* START DATA TO PROCESS *
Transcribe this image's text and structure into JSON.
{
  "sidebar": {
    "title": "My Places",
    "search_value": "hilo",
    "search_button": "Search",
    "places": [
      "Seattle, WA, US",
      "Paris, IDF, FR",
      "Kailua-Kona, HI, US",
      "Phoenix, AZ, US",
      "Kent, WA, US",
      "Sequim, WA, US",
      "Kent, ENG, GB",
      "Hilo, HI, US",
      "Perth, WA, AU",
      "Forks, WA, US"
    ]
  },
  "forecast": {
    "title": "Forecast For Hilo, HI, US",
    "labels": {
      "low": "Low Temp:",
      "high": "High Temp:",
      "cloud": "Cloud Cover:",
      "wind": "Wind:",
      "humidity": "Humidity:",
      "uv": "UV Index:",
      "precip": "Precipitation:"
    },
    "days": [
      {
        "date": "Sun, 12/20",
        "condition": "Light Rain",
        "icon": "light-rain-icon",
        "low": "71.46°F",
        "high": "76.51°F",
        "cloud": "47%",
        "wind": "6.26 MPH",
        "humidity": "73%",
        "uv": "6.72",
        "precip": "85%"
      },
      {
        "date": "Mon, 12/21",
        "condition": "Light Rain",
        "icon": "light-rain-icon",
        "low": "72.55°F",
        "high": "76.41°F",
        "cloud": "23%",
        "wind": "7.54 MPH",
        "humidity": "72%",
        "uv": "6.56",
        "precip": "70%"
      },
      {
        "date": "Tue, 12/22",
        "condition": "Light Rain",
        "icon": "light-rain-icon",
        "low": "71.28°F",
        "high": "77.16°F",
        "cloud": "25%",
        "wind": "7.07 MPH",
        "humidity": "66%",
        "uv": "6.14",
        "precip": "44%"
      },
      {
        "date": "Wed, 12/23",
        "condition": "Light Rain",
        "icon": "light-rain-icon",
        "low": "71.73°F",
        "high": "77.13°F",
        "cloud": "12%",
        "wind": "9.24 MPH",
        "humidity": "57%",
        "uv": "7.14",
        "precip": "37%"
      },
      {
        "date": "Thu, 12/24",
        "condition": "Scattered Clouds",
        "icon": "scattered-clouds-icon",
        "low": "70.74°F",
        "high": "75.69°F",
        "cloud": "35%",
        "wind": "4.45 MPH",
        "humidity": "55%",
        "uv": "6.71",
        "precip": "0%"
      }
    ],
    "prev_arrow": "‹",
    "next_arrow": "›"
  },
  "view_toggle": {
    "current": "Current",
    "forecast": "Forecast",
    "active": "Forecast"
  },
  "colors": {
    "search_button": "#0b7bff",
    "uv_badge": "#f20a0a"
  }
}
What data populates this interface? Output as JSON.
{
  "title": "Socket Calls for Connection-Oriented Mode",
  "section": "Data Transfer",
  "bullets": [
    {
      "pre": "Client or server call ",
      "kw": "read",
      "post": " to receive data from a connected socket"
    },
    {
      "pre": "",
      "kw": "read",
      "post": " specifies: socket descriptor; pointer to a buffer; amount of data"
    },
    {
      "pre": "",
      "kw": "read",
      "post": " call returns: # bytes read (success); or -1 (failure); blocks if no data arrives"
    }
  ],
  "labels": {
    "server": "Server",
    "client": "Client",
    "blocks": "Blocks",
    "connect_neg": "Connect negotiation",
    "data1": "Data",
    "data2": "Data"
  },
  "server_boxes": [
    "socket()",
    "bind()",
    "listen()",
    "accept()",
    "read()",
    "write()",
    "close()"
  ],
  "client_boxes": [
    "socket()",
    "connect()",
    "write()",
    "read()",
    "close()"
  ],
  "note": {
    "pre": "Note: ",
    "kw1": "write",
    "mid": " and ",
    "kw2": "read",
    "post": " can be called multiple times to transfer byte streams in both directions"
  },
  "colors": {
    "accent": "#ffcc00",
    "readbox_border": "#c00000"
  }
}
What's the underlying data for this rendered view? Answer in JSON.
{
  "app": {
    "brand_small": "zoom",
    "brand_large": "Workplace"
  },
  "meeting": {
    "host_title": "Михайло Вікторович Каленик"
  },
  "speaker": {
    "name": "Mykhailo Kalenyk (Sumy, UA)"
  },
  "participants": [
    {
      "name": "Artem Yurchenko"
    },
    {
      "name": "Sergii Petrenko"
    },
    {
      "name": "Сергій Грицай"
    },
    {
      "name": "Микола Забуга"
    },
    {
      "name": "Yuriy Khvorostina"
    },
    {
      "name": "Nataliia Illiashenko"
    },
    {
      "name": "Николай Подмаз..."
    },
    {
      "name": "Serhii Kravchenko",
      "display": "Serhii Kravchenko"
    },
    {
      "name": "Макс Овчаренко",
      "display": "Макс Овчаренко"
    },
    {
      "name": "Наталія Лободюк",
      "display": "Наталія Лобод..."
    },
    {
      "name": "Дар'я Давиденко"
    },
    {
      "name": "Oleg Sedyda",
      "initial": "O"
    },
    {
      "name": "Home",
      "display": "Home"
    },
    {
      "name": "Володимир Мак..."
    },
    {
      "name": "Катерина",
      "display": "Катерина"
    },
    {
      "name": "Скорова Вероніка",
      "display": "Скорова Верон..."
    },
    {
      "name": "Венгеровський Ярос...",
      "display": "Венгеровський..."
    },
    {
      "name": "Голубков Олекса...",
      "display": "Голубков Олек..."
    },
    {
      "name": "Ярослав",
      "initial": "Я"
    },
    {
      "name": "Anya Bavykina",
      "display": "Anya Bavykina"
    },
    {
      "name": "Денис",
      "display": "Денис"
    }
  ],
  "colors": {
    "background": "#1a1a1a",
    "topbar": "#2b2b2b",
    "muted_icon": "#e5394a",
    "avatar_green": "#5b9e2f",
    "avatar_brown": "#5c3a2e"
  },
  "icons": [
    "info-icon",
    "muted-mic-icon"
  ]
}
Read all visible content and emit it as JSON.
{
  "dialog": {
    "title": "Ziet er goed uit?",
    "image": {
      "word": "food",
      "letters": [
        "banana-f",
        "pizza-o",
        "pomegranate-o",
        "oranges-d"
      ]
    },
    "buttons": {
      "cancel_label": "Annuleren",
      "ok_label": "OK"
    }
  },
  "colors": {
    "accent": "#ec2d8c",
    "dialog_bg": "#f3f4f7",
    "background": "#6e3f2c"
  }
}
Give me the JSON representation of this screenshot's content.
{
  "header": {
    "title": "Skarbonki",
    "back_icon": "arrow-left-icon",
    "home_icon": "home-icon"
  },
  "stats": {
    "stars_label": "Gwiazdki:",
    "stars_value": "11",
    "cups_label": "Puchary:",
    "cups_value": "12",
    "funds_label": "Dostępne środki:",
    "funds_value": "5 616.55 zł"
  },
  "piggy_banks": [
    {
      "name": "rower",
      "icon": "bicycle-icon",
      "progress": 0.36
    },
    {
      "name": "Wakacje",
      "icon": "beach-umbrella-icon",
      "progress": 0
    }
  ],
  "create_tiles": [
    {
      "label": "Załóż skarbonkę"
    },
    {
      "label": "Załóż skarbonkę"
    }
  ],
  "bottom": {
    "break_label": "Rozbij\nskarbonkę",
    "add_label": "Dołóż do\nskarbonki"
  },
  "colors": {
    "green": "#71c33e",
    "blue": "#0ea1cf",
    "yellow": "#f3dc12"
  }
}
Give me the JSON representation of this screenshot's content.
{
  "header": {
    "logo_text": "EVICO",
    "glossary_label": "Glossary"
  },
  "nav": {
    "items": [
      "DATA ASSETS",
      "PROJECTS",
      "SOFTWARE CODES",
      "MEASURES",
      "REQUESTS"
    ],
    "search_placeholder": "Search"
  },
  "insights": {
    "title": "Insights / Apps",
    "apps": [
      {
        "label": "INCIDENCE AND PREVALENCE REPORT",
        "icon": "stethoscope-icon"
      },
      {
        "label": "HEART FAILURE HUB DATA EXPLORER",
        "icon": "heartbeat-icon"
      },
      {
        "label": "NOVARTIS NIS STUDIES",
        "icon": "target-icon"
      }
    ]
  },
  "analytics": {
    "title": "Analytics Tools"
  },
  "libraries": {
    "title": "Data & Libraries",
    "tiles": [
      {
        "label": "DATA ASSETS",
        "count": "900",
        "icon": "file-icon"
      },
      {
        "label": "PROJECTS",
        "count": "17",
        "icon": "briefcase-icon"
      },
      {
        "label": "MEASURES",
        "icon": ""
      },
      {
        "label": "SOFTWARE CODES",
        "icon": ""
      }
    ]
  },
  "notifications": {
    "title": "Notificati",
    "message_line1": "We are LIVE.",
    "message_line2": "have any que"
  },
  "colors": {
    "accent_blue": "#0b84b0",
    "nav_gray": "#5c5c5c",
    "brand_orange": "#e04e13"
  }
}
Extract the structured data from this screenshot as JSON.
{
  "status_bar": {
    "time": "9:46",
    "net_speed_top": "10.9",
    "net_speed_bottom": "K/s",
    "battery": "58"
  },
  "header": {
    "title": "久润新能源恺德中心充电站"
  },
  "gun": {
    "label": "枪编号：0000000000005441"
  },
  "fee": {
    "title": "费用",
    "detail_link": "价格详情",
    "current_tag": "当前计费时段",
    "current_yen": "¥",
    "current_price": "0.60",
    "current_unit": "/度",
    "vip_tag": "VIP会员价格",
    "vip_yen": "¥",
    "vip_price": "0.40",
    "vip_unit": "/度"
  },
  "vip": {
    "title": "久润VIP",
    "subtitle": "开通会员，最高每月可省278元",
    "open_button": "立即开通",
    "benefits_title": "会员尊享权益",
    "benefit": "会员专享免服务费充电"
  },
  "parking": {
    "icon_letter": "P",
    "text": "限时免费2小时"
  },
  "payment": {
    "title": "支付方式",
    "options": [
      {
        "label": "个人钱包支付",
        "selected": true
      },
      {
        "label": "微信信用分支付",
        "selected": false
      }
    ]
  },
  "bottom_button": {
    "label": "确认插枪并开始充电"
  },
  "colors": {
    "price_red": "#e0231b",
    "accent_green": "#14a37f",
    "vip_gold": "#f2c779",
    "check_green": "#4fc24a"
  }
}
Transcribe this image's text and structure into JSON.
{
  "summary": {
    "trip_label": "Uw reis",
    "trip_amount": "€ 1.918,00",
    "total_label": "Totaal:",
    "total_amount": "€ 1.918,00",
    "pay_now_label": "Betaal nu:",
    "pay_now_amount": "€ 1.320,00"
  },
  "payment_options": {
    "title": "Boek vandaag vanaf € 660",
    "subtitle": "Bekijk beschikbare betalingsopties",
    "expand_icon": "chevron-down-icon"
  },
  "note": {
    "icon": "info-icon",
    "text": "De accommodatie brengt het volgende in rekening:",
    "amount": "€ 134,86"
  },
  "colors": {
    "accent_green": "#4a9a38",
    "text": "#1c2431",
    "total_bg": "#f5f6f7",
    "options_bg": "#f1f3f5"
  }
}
* END DATA TO PROCESS *
■ THE EXERCISE
Show every line of the records above that contains the word "from".

■ THE SOLUTION
      "post": " to receive data from a connected socket"
Extract the structured data from this screenshot as JSON.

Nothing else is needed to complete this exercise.